**EXERCISE REQUIREMENTS:** Below is some material; transcribe all of it exactly.

(Extracted records)
■ ■ ■ ■ ■

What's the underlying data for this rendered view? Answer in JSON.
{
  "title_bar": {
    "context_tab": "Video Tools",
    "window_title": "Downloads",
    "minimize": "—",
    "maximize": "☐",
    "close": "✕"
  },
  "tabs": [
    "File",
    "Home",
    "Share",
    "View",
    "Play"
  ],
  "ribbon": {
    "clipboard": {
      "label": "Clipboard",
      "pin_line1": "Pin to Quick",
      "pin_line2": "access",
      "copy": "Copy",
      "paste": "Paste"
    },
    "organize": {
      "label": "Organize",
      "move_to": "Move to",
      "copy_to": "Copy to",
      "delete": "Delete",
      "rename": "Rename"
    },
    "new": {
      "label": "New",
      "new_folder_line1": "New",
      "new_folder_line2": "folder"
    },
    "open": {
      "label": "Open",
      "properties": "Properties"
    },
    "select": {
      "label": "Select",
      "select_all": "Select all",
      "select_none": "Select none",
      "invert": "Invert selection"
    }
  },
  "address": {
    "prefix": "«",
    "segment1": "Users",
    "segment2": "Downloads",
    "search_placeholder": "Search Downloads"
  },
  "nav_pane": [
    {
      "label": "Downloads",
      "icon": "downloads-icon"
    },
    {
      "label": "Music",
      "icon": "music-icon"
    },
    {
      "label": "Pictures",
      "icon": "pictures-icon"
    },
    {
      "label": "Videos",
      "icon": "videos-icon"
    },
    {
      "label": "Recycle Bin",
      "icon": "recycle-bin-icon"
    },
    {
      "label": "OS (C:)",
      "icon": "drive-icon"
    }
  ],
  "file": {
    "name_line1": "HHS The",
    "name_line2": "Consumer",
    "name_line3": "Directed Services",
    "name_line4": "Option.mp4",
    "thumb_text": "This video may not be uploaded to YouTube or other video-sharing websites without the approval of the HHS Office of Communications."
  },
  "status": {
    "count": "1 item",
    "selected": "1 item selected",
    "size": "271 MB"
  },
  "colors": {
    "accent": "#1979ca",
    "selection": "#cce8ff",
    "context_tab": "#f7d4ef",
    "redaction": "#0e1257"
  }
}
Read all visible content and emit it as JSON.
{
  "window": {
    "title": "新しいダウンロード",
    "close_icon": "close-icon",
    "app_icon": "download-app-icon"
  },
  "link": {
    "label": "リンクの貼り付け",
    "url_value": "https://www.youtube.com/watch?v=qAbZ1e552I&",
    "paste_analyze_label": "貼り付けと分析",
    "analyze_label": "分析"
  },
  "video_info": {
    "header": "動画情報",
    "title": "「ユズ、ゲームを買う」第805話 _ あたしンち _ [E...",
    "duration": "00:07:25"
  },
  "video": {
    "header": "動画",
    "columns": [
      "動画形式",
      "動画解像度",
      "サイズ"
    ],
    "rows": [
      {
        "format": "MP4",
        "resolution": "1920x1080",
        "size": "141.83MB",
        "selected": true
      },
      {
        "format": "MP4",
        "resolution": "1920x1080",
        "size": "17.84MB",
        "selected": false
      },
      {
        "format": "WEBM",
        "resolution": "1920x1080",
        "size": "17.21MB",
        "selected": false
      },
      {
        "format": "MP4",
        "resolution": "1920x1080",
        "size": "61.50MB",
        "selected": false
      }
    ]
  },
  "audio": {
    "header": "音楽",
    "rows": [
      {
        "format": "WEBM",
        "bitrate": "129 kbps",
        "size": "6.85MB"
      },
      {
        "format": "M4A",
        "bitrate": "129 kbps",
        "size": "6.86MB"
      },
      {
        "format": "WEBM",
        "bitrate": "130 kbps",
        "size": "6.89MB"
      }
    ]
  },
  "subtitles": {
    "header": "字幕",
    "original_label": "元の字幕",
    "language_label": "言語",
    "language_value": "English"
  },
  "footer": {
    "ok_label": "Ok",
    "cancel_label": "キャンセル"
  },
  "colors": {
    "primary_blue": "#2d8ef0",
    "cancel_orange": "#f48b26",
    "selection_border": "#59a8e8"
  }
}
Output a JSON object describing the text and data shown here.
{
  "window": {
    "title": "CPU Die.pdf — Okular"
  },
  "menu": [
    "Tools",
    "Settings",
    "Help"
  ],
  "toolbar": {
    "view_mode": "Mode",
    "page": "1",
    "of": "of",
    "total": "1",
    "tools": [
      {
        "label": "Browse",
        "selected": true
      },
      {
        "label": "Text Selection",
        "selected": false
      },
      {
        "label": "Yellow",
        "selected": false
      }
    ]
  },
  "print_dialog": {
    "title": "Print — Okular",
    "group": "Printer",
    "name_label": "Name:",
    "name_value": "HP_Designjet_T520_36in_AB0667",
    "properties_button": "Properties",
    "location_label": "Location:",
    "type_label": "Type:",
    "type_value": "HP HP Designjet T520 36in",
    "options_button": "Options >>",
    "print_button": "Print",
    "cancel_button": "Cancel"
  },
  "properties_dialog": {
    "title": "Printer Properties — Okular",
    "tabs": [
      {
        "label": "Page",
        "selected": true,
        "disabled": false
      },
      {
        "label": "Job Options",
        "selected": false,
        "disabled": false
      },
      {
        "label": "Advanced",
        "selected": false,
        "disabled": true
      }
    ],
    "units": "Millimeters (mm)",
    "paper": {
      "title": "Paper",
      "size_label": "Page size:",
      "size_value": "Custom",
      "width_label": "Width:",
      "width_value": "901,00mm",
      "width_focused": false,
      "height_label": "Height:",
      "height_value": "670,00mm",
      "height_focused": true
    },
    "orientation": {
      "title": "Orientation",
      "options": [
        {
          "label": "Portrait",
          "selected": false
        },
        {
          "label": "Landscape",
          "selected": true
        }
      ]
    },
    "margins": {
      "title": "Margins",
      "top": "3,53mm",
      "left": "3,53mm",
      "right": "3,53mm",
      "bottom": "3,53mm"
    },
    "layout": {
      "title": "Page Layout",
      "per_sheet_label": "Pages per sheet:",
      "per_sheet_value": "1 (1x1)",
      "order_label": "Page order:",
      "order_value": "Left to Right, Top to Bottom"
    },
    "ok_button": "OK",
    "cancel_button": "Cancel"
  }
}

■ ■ ■ ■ ■

**PROBLEM SOLUTION:**
What's the underlying data for this rendered view? Answer in JSON.
{
  "title_bar": {
    "context_tab": "Video Tools",
    "window_title": "Downloads",
    "minimize": "—",
    "maximize": "☐",
    "close": "✕"
  },
  "tabs": [
    "File",
    "Home",
    "Share",
    "View",
    "Play"
  ],
  "ribbon": {
    "clipboard": {
      "label": "Clipboard",
      "pin_line1": "Pin to Quick",
      "pin_line2": "access",
      "copy": "Copy",
      "paste": "Paste"
    },
    "organize": {
      "label": "Organize",
      "move_to": "Move to",
      "copy_to": "Copy to",
      "delete": "Delete",
      "rename": "Rename"
    },
    "new": {
      "label": "New",
      "new_folder_line1": "New",
      "new_folder_line2": "folder"
    },
    "open": {
      "label": "Open",
      "properties": "Properties"
    },
    "select": {
      "label": "Select",
      "select_all": "Select all",
      "select_none": "Select none",
      "invert": "Invert selection"
    }
  },
  "address": {
    "prefix": "«",
    "segment1": "Users",
    "segment2": "Downloads",
    "search_placeholder": "Search Downloads"
  },
  "nav_pane": [
    {
      "label": "Downloads",
      "icon": "downloads-icon"
    },
    {
      "label": "Music",
      "icon": "music-icon"
    },
    {
      "label": "Pictures",
      "icon": "pictures-icon"
    },
    {
      "label": "Videos",
      "icon": "videos-icon"
    },
    {
      "label": "Recycle Bin",
      "icon": "recycle-bin-icon"
    },
    {
      "label": "OS (C:)",
      "icon": "drive-icon"
    }
  ],
  "file": {
    "name_line1": "HHS The",
    "name_line2": "Consumer",
    "name_line3": "Directed Services",
    "name_line4": "Option.mp4",
    "thumb_text": "This video may not be uploaded to YouTube or other video-sharing websites without the approval of the HHS Office of Communications."
  },
  "status": {
    "count": "1 item",
    "selected": "1 item selected",
    "size": "271 MB"
  },
  "colors": {
    "accent": "#1979ca",
    "selection": "#cce8ff",
    "context_tab": "#f7d4ef",
    "redaction": "#0e1257"
  }
}
Read all visible content and emit it as JSON.
{
  "window": {
    "title": "新しいダウンロード",
    "close_icon": "close-icon",
    "app_icon": "download-app-icon"
  },
  "link": {
    "label": "リンクの貼り付け",
    "url_value": "https://www.youtube.com/watch?v=qAbZ1e552I&",
    "paste_analyze_label": "貼り付けと分析",
    "analyze_label": "分析"
  },
  "video_info": {
    "header": "動画情報",
    "title": "「ユズ、ゲームを買う」第805話 _ あたしンち _ [E...",
    "duration": "00:07:25"
  },
  "video": {
    "header": "動画",
    "columns": [
      "動画形式",
      "動画解像度",
      "サイズ"
    ],
    "rows": [
      {
        "format": "MP4",
        "resolution": "1920x1080",
        "size": "141.83MB",
        "selected": true
      },
      {
        "format": "MP4",
        "resolution": "1920x1080",
        "size": "17.84MB",
        "selected": false
      },
      {
        "format": "WEBM",
        "resolution": "1920x1080",
        "size": "17.21MB",
        "selected": false
      },
      {
        "format": "MP4",
        "resolution": "1920x1080",
        "size": "61.50MB",
        "selected": false
      }
    ]
  },
  "audio": {
    "header": "音楽",
    "rows": [
      {
        "format": "WEBM",
        "bitrate": "129 kbps",
        "size": "6.85MB"
      },
      {
        "format": "M4A",
        "bitrate": "129 kbps",
        "size": "6.86MB"
      },
      {
        "format": "WEBM",
        "bitrate": "130 kbps",
        "size": "6.89MB"
      }
    ]
  },
  "subtitles": {
    "header": "字幕",
    "original_label": "元の字幕",
    "language_label": "言語",
    "language_value": "English"
  },
  "footer": {
    "ok_label": "Ok",
    "cancel_label": "キャンセル"
  },
  "colors": {
    "primary_blue": "#2d8ef0",
    "cancel_orange": "#f48b26",
    "selection_border": "#59a8e8"
  }
}
Output a JSON object describing the text and data shown here.
{
  "window": {
    "title": "CPU Die.pdf — Okular"
  },
  "menu": [
    "Tools",
    "Settings",
    "Help"
  ],
  "toolbar": {
    "view_mode": "Mode",
    "page": "1",
    "of": "of",
    "total": "1",
    "tools": [
      {
        "label": "Browse",
        "selected": true
      },
      {
        "label": "Text Selection",
        "selected": false
      },
      {
        "label": "Yellow",
        "selected": false
      }
    ]
  },
  "print_dialog": {
    "title": "Print — Okular",
    "group": "Printer",
    "name_label": "Name:",
    "name_value": "HP_Designjet_T520_36in_AB0667",
    "properties_button": "Properties",
    "location_label": "Location:",
    "type_label": "Type:",
    "type_value": "HP HP Designjet T520 36in",
    "options_button": "Options >>",
    "print_button": "Print",
    "cancel_button": "Cancel"
  },
  "properties_dialog": {
    "title": "Printer Properties — Okular",
    "tabs": [
      {
        "label": "Page",
        "selected": true,
        "disabled": false
      },
      {
        "label": "Job Options",
        "selected": false,
        "disabled": false
      },
      {
        "label": "Advanced",
        "selected": false,
        "disabled": true
      }
    ],
    "units": "Millimeters (mm)",
    "paper": {
      "title": "Paper",
      "size_label": "Page size:",
      "size_value": "Custom",
      "width_label": "Width:",
      "width_value": "901,00mm",
      "width_focused": false,
      "height_label": "Height:",
      "height_value": "670,00mm",
      "height_focused": true
    },
    "orientation": {
      "title": "Orientation",
      "options": [
        {
          "label": "Portrait",
          "selected": false
        },
        {
          "label": "Landscape",
          "selected": true
        }
      ]
    },
    "margins": {
      "title": "Margins",
      "top": "3,53mm",
      "left": "3,53mm",
      "right": "3,53mm",
      "bottom": "3,53mm"
    },
    "layout": {
      "title": "Page Layout",
      "per_sheet_label": "Pages per sheet:",
      "per_sheet_value": "1 (1x1)",
      "order_label": "Page order:",
      "order_value": "Left to Right, Top to Bottom"
    },
    "ok_button": "OK",
    "cancel_button": "Cancel"
  }
}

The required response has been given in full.